Copy out each line below exactly as it appears.

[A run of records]
□ □ □ □ □ □ □

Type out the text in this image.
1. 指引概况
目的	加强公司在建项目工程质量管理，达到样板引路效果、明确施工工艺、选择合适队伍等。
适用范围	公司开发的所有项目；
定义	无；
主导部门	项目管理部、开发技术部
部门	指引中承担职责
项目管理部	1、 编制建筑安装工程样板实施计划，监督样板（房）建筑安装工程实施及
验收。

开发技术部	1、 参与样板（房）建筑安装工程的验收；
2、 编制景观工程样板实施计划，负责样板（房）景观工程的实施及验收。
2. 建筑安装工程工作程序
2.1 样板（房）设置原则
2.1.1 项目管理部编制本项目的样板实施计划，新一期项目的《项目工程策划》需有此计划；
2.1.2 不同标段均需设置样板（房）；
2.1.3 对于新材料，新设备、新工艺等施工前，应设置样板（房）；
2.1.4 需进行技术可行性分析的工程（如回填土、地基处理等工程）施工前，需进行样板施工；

□ □ □ □ □ □ □

COMPLETED EXERCISE »
Type out the text in this image.
1. 指引概况
目的	加强公司在建项目工程质量管理，达到样板引路效果、明确施工工艺、选择合适队伍等。
适用范围	公司开发的所有项目；
定义	无；
主导部门	项目管理部、开发技术部
部门	指引中承担职责
项目管理部	1、 编制建筑安装工程样板实施计划，监督样板（房）建筑安装工程实施及
验收。

开发技术部	1、 参与样板（房）建筑安装工程的验收；
2、 编制景观工程样板实施计划，负责样板（房）景观工程的实施及验收。
2. 建筑安装工程工作程序
2.1 样板（房）设置原则
2.1.1 项目管理部编制本项目的样板实施计划，新一期项目的《项目工程策划》需有此计划；
2.1.2 不同标段均需设置样板（房）；
2.1.3 对于新材料，新设备、新工艺等施工前，应设置样板（房）；
2.1.4 需进行技术可行性分析的工程（如回填土、地基处理等工程）施工前，需进行样板施工；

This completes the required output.